DO THIS: Answer with a number only: how many lines of the data contain "春色不随流水去"?

■ ■ ■

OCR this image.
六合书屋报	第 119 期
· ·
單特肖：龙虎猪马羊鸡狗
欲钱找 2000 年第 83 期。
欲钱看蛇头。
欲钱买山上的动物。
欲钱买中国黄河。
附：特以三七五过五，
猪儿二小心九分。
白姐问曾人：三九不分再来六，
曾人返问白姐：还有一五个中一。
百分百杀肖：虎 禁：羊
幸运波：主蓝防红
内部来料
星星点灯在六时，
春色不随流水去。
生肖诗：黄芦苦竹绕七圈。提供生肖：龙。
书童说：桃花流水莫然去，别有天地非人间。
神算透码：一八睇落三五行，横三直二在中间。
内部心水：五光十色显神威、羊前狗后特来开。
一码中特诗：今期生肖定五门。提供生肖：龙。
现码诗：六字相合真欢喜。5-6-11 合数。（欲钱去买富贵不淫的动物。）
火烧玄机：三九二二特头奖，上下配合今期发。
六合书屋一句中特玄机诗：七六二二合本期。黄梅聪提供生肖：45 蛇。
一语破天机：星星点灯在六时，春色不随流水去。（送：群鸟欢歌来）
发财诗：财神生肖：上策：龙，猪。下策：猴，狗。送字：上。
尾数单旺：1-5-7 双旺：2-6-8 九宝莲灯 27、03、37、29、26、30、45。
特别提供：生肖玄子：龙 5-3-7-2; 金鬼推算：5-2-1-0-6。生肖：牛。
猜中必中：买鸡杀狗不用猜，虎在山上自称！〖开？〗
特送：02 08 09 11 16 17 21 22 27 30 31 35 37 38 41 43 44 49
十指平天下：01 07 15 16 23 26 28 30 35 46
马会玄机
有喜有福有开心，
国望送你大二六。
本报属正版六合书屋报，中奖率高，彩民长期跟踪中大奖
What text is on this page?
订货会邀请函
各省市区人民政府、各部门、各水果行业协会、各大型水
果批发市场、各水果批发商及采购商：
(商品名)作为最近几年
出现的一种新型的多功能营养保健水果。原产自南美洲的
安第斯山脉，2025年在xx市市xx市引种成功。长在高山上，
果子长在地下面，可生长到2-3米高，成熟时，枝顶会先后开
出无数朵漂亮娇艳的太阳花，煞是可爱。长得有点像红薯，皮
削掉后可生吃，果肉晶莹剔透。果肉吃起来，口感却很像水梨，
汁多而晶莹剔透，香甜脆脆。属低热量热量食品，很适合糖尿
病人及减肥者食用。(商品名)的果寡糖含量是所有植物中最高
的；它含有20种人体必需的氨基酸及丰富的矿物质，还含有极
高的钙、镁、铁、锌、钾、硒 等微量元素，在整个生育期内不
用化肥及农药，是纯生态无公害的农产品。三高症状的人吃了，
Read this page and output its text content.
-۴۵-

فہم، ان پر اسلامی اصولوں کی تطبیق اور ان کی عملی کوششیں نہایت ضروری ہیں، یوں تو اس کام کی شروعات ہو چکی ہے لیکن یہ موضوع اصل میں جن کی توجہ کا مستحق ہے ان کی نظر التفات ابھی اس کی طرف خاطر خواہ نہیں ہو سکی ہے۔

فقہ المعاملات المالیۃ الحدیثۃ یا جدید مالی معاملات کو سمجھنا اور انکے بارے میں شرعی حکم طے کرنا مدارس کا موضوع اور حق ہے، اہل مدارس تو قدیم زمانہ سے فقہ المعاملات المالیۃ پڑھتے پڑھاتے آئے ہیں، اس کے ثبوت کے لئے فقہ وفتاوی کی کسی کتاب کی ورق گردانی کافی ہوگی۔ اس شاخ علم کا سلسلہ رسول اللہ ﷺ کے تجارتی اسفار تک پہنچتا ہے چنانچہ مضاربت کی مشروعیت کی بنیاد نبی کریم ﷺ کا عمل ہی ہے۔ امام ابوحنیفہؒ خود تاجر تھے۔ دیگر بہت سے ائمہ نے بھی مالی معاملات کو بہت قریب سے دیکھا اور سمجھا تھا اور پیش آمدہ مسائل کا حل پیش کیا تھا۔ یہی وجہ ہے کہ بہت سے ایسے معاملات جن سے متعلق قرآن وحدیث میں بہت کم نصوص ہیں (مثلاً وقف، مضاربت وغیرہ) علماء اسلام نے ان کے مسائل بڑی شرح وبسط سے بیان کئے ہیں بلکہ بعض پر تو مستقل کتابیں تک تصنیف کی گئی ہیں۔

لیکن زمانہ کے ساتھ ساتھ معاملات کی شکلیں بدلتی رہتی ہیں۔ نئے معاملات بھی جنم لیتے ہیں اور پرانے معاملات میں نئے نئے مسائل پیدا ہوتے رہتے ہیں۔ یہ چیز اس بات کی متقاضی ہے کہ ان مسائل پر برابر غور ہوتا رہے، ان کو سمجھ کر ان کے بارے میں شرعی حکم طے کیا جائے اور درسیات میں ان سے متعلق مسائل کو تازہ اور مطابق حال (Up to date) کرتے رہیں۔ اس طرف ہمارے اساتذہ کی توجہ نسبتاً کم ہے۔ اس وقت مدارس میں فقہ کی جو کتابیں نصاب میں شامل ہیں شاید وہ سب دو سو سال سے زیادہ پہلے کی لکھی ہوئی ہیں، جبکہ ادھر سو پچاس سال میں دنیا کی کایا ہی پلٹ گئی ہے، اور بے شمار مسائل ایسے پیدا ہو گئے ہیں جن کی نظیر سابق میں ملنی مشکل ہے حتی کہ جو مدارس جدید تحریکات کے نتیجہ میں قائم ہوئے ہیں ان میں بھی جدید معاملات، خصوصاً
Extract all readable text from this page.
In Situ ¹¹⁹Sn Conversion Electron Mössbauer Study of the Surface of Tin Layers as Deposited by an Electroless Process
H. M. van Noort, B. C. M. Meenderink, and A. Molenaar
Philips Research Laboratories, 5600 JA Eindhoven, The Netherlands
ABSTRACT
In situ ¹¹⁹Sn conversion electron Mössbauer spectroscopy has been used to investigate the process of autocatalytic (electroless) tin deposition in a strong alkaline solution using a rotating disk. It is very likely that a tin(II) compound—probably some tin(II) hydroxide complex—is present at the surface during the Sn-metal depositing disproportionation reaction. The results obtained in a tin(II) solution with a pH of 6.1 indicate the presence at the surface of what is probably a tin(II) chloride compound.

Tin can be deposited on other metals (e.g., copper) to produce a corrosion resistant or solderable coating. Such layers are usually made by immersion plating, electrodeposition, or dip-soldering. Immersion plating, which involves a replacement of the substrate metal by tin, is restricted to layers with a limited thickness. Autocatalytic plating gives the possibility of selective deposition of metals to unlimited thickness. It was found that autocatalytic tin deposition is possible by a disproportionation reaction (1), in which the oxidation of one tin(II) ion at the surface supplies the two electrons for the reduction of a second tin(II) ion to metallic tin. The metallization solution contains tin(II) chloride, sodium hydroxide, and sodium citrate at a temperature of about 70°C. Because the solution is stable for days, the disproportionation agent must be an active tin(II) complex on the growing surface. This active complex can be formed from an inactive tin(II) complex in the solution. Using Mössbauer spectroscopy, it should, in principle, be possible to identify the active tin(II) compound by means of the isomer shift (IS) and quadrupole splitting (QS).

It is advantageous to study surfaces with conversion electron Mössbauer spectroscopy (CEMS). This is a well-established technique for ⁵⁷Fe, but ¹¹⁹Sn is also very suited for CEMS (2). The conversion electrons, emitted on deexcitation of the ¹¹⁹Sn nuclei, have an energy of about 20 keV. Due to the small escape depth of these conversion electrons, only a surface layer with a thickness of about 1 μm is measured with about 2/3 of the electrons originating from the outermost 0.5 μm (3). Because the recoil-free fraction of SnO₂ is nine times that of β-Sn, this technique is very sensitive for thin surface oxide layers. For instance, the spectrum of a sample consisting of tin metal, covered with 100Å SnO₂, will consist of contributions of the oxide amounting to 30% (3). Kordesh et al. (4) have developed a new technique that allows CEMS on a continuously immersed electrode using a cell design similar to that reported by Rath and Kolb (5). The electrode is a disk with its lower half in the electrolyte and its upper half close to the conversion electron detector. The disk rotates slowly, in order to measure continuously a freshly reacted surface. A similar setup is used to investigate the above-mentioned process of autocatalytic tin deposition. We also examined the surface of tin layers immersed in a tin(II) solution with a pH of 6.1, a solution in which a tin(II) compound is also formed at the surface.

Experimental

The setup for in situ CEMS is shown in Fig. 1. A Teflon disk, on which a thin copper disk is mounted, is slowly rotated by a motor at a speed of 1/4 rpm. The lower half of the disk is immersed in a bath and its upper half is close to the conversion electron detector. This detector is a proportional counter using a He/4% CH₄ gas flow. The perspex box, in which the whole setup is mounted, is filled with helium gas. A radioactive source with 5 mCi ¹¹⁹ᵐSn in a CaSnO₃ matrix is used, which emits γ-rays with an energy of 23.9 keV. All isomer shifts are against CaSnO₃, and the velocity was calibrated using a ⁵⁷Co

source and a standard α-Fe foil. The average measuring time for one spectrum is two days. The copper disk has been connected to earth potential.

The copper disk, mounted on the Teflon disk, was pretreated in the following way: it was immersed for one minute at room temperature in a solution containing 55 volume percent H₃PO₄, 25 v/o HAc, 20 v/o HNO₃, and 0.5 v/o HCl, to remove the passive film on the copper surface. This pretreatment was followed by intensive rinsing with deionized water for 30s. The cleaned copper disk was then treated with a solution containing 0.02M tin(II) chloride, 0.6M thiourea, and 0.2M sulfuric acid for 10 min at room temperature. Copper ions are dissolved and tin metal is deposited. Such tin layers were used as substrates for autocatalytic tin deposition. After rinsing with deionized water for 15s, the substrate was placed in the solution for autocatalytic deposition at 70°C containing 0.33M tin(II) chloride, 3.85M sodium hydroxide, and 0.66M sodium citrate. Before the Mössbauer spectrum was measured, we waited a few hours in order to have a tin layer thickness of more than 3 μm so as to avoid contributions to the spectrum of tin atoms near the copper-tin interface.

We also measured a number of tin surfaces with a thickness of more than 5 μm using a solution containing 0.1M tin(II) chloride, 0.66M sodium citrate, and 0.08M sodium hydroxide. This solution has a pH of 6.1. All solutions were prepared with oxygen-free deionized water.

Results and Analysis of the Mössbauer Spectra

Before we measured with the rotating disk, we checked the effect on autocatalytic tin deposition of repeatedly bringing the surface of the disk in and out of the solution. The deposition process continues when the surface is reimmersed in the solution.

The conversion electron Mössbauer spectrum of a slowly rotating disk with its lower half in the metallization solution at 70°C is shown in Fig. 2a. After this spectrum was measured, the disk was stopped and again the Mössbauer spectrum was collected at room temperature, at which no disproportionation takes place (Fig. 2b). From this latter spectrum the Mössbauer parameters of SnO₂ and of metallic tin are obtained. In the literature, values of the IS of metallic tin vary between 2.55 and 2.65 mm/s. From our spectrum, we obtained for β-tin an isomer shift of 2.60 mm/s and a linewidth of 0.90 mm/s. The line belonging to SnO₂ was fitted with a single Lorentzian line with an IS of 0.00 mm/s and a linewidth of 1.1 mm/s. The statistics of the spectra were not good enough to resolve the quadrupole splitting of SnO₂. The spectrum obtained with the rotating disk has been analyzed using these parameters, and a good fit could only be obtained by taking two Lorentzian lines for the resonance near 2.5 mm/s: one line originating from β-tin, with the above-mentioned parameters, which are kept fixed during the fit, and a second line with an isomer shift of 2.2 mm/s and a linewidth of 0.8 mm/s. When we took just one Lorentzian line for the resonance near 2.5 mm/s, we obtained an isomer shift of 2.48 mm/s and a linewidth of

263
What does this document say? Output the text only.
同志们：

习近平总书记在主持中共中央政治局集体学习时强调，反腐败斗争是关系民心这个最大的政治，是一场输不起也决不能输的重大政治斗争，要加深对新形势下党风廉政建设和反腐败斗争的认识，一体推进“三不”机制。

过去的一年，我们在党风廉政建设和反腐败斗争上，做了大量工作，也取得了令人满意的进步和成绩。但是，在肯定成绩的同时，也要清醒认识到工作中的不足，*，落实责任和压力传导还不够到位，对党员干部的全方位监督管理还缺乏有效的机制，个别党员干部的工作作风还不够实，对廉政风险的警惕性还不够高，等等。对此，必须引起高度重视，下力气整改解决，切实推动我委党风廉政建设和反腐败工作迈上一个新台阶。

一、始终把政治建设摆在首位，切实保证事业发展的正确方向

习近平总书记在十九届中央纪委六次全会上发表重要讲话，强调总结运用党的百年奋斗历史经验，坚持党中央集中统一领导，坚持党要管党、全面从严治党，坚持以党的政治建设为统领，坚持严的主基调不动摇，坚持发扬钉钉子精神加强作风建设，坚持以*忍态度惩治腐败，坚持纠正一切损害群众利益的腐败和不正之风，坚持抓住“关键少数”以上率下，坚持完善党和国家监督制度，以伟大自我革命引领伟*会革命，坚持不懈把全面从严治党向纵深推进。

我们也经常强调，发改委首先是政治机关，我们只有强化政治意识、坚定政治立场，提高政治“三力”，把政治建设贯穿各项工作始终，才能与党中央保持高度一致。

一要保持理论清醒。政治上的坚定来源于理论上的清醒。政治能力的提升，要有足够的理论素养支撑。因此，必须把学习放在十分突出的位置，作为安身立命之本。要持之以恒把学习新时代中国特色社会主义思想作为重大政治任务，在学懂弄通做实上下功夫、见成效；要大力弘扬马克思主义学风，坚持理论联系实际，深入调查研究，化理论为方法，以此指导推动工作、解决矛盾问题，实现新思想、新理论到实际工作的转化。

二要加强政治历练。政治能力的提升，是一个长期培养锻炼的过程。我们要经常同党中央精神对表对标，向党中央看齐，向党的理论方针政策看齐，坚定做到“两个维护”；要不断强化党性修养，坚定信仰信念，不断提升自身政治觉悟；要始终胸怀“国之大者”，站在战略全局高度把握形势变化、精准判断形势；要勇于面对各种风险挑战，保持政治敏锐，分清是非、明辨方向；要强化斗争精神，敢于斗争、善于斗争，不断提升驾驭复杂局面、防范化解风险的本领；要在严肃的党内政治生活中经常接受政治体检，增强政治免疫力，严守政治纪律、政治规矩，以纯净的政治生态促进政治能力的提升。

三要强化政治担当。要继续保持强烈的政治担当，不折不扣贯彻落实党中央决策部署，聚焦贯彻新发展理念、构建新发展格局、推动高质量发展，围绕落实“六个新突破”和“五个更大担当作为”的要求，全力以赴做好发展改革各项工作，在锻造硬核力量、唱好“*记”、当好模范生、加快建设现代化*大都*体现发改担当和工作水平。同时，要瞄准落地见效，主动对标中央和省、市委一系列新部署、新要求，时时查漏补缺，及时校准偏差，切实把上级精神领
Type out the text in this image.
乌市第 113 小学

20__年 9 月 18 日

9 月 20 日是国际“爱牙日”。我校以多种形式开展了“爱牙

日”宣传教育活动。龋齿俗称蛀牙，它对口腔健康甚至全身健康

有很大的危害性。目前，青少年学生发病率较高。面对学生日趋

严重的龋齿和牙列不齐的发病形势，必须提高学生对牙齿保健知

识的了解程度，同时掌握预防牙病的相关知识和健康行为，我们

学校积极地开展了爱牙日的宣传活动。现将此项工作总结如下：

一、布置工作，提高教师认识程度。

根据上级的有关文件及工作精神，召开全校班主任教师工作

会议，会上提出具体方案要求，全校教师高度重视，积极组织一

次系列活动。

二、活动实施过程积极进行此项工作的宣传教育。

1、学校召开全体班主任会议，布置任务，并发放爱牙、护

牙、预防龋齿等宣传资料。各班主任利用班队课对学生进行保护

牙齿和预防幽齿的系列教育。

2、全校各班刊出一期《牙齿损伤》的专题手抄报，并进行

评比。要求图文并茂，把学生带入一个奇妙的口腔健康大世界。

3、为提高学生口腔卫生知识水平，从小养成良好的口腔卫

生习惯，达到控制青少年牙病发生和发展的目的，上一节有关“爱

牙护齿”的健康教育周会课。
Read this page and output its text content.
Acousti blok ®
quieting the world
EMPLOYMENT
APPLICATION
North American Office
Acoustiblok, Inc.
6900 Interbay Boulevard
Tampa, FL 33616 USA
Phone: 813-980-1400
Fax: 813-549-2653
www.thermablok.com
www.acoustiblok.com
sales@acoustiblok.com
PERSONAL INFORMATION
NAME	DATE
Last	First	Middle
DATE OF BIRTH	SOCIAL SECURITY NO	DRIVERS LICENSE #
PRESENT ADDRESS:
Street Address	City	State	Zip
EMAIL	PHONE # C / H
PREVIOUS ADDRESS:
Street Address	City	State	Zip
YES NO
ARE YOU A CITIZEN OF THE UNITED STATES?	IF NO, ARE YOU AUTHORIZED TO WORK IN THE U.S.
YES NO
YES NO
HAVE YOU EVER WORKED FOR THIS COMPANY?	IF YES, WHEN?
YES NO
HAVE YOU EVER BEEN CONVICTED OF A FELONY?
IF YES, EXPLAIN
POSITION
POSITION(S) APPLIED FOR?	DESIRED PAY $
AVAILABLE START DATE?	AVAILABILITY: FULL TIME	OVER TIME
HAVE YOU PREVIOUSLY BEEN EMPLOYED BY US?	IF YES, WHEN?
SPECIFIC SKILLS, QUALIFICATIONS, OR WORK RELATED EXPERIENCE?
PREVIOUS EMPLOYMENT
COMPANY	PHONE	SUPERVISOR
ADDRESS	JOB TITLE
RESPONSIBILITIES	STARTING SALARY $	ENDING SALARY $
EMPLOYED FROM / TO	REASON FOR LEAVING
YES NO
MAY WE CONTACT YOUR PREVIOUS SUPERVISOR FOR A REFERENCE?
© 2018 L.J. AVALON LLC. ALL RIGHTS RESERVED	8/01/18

■ ■ ■

RESULT OF THIS EXERCISE: 2